#### TASK OBJECTIVE
Copy out only the lines running from the one that contains "Extract the structured" through the end of the listing. Pictures stay out.

#### DATASET ROWS
- - - - - - -

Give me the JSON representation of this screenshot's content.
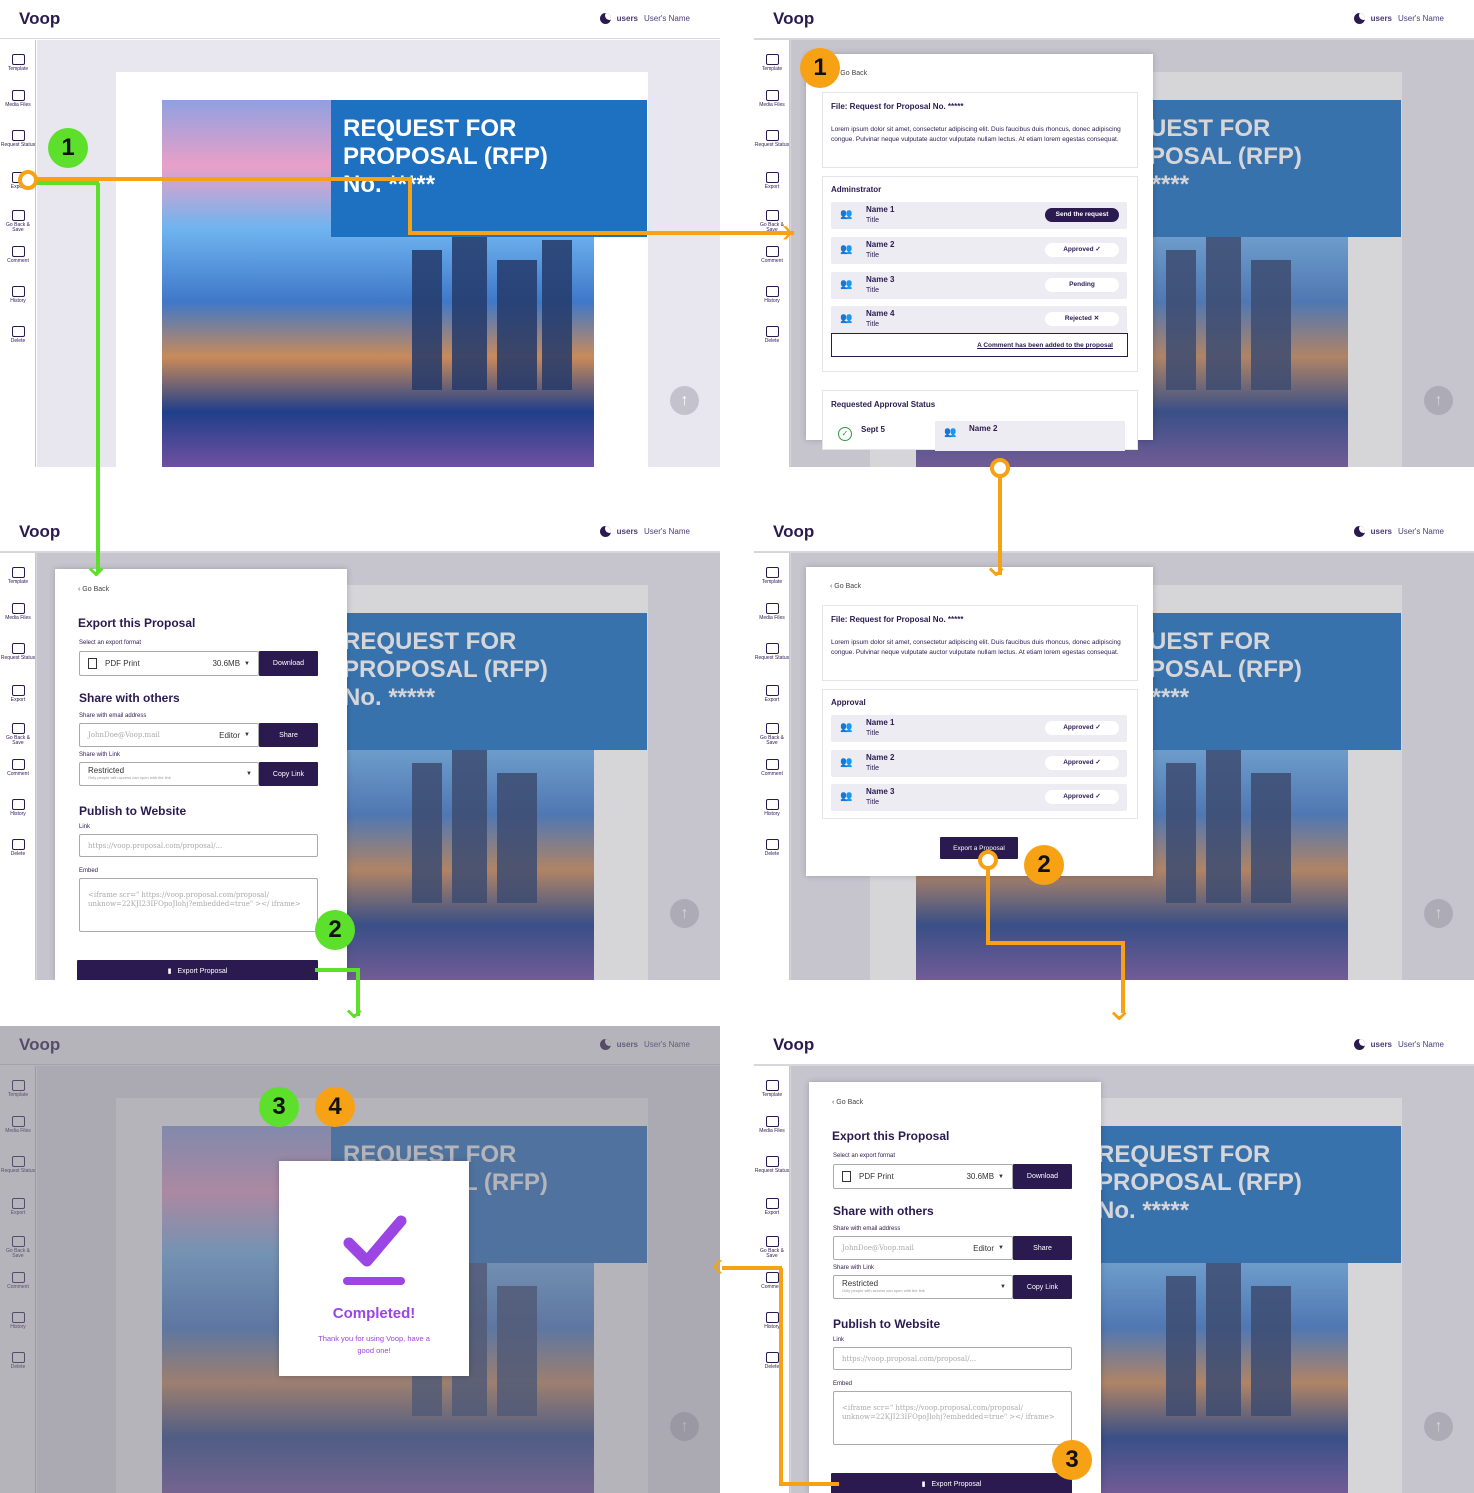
{
  "app": {
    "logo": "Voop",
    "user_prefix": "users",
    "user_name": "User's Name"
  },
  "sidebar": [
    "Template",
    "Media Files",
    "Request Status",
    "Export",
    "Go Back & Save",
    "Comment",
    "History",
    "Delete"
  ],
  "cover": {
    "title": "REQUEST FOR\nPROPOSAL (RFP)\nNo. *****"
  },
  "badges": [
    "1",
    "2",
    "3",
    "4"
  ],
  "go_back": "Go Back",
  "request": {
    "file_title": "File: Request for Proposal No. *****",
    "lorem": "Lorem ipsum dolor sit amet, consectetur adipiscing elit. Duis faucibus duis rhoncus, donec adipiscing congue. Pulvinar neque vulputate auctor vulputate nullam lectus. At etiam lorem egestas consequat.",
    "admin_title": "Adminstrator",
    "admins": [
      {
        "name": "Name 1",
        "title": "Title",
        "status": "Send the request"
      },
      {
        "name": "Name 2",
        "title": "Title",
        "status": "Approved ✓"
      },
      {
        "name": "Name 3",
        "title": "Title",
        "status": "Pending"
      },
      {
        "name": "Name 4",
        "title": "Title",
        "status": "Rejected  ✕"
      }
    ],
    "comment_note": "A Comment has been added to the proposal",
    "status_title": "Requested Approval Status",
    "status_date": "Sept 5",
    "status_name": "Name 2"
  },
  "approval": {
    "title": "Approval",
    "rows": [
      {
        "name": "Name 1",
        "title": "Title",
        "status": "Approved ✓"
      },
      {
        "name": "Name 2",
        "title": "Title",
        "status": "Approved ✓"
      },
      {
        "name": "Name 3",
        "title": "Title",
        "status": "Approved ✓"
      }
    ],
    "export_btn": "Export a Proposal"
  },
  "export": {
    "title": "Export this Proposal",
    "format_label": "Select an export format",
    "format": "PDF Print",
    "size": "30.6MB",
    "download": "Download",
    "share_title": "Share with others",
    "email_label": "Share with email address",
    "email_placeholder": "JohnDoe@Voop.mail",
    "role": "Editor",
    "share_btn": "Share",
    "link_label": "Share with Link",
    "link_mode": "Restricted",
    "link_mode_sub": "Only people with access can open with the link",
    "copy_btn": "Copy Link",
    "publish_title": "Publish to Website",
    "link_field_label": "Link",
    "link_placeholder": "https://voop.proposal.com/proposal/...",
    "embed_label": "Embed",
    "embed_placeholder": "<iframe scr=\" https://voop.proposal.com/proposal/ unknow=22KJI23IFOpoJlohj?embedded=true\" ></ iframe>",
    "export_btn": "Export Proposal"
  },
  "completed": {
    "title": "Completed!",
    "message": "Thank you for using Voop, have a good one!"
  },
  "colors": {
    "brand": "#2a1a4f",
    "accent_green": "#5de02c",
    "accent_orange": "#f7a114",
    "cover_blue": "#1e70c0",
    "completed_purple": "#9b45e4"
  }
}
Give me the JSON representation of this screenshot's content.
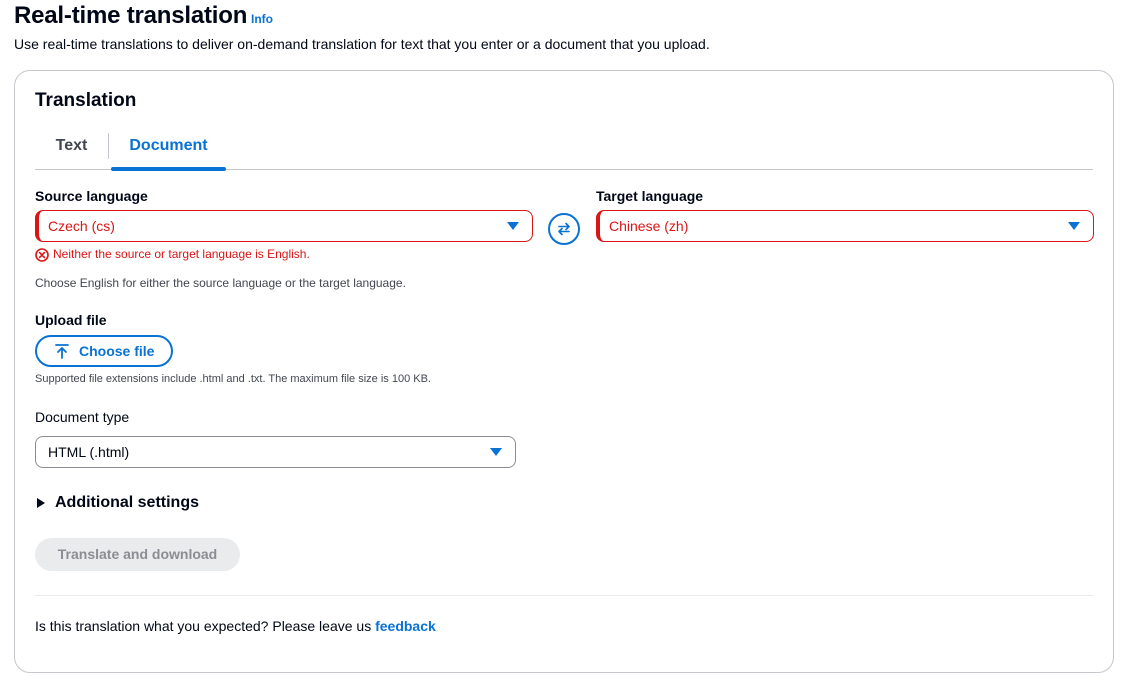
{
  "header": {
    "title": "Real-time translation",
    "info_link": "Info",
    "description": "Use real-time translations to deliver on-demand translation for text that you enter or a document that you upload."
  },
  "card": {
    "title": "Translation",
    "tabs": [
      {
        "label": "Text",
        "active": false
      },
      {
        "label": "Document",
        "active": true
      }
    ]
  },
  "form": {
    "source_language": {
      "label": "Source language",
      "value": "Czech (cs)"
    },
    "target_language": {
      "label": "Target language",
      "value": "Chinese (zh)"
    },
    "error_text": "Neither the source or target language is English.",
    "language_hint": "Choose English for either the source language or the target language.",
    "upload": {
      "label": "Upload file",
      "button_label": "Choose file",
      "hint": "Supported file extensions include .html and .txt. The maximum file size is 100 KB."
    },
    "document_type": {
      "label": "Document type",
      "value": "HTML (.html)"
    },
    "additional_settings_label": "Additional settings",
    "translate_button_label": "Translate and download"
  },
  "footer": {
    "feedback_prompt": "Is this translation what you expected? Please leave us",
    "feedback_link": "feedback"
  },
  "colors": {
    "accent": "#0972d3",
    "error": "#d91515",
    "border": "#c6c6cd",
    "disabled_bg": "#e9ebed",
    "disabled_text": "#8c8c94"
  },
  "icons": [
    "error-icon",
    "swap-icon",
    "upload-icon",
    "caret-down-icon",
    "caret-right-icon"
  ]
}
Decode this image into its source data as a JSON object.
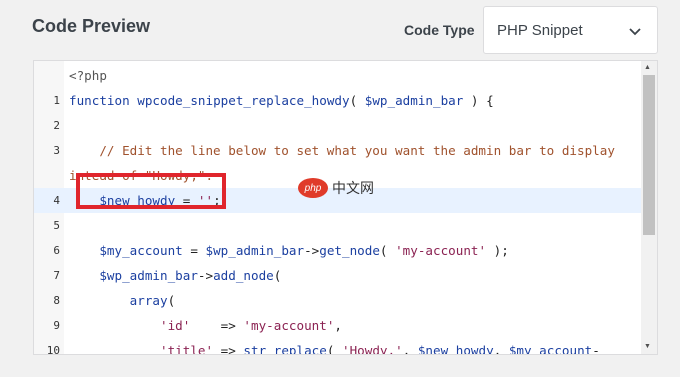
{
  "header": {
    "title": "Code Preview",
    "code_type_label": "Code Type",
    "code_type_value": "PHP Snippet",
    "chevron_icon": "chevron-down-icon"
  },
  "editor": {
    "language": "php",
    "lines": [
      {
        "num": "",
        "text": "<?php"
      },
      {
        "num": "1",
        "text": "function wpcode_snippet_replace_howdy( $wp_admin_bar ) {"
      },
      {
        "num": "2",
        "text": ""
      },
      {
        "num": "3",
        "text": "    // Edit the line below to set what you want the admin bar to display"
      },
      {
        "num": "",
        "text": "intead of \"Howdy,\"."
      },
      {
        "num": "4",
        "text": "    $new_howdy = '';"
      },
      {
        "num": "5",
        "text": ""
      },
      {
        "num": "6",
        "text": "    $my_account = $wp_admin_bar->get_node( 'my-account' );"
      },
      {
        "num": "7",
        "text": "    $wp_admin_bar->add_node("
      },
      {
        "num": "8",
        "text": "        array("
      },
      {
        "num": "9",
        "text": "            'id'    => 'my-account',"
      },
      {
        "num": "10",
        "text": "            'title' => str_replace( 'Howdy,', $new_howdy, $my_account-"
      }
    ],
    "active_line": "4"
  },
  "watermark": {
    "logo_text": "php",
    "text": "中文网"
  },
  "colors": {
    "highlight_border": "#e0252c",
    "keyword": "#1b3fa0",
    "string": "#8b2252",
    "comment": "#a0522d",
    "active_line_bg": "#e8f2ff"
  }
}
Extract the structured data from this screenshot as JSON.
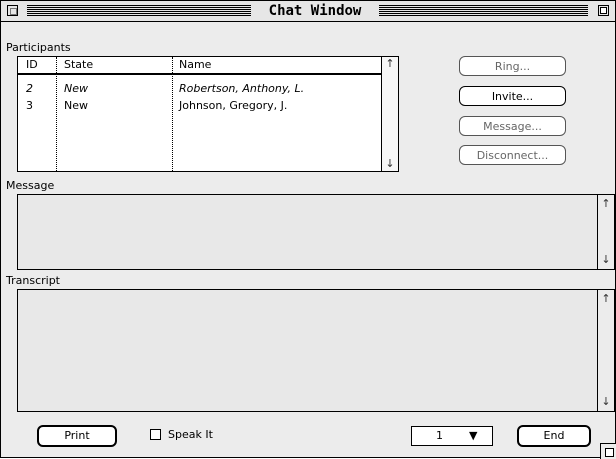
{
  "window": {
    "title": "Chat Window"
  },
  "participants": {
    "label": "Participants",
    "columns": [
      "ID",
      "State",
      "Name"
    ],
    "rows": [
      {
        "id": "2",
        "state": "New",
        "name": "Robertson, Anthony, L.",
        "italic": true
      },
      {
        "id": "3",
        "state": "New",
        "name": "Johnson, Gregory, J.",
        "italic": false
      }
    ]
  },
  "buttons": {
    "ring": "Ring...",
    "invite": "Invite...",
    "message": "Message...",
    "disconnect": "Disconnect...",
    "print": "Print",
    "end": "End"
  },
  "message": {
    "label": "Message",
    "value": ""
  },
  "transcript": {
    "label": "Transcript",
    "value": ""
  },
  "speak_it": {
    "label": "Speak It",
    "checked": false
  },
  "page_select": {
    "value": "1"
  },
  "icons": {
    "scroll_up": "↑",
    "scroll_down": "↓",
    "dropdown": "▼"
  }
}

- - - - - - -

#### CORRECT RESULT
Extract the structured data from this screenshot as JSON.
{
  "window": {
    "title": "Chat Window"
  },
  "participants": {
    "label": "Participants",
    "columns": [
      "ID",
      "State",
      "Name"
    ],
    "rows": [
      {
        "id": "2",
        "state": "New",
        "name": "Robertson, Anthony, L.",
        "italic": true
      },
      {
        "id": "3",
        "state": "New",
        "name": "Johnson, Gregory, J.",
        "italic": false
      }
    ]
  },
  "buttons": {
    "ring": "Ring...",
    "invite": "Invite...",
    "message": "Message...",
    "disconnect": "Disconnect...",
    "print": "Print",
    "end": "End"
  },
  "message": {
    "label": "Message",
    "value": ""
  },
  "transcript": {
    "label": "Transcript",
    "value": ""
  },
  "speak_it": {
    "label": "Speak It",
    "checked": false
  },
  "page_select": {
    "value": "1"
  },
  "icons": {
    "scroll_up": "↑",
    "scroll_down": "↓",
    "dropdown": "▼"
  }
}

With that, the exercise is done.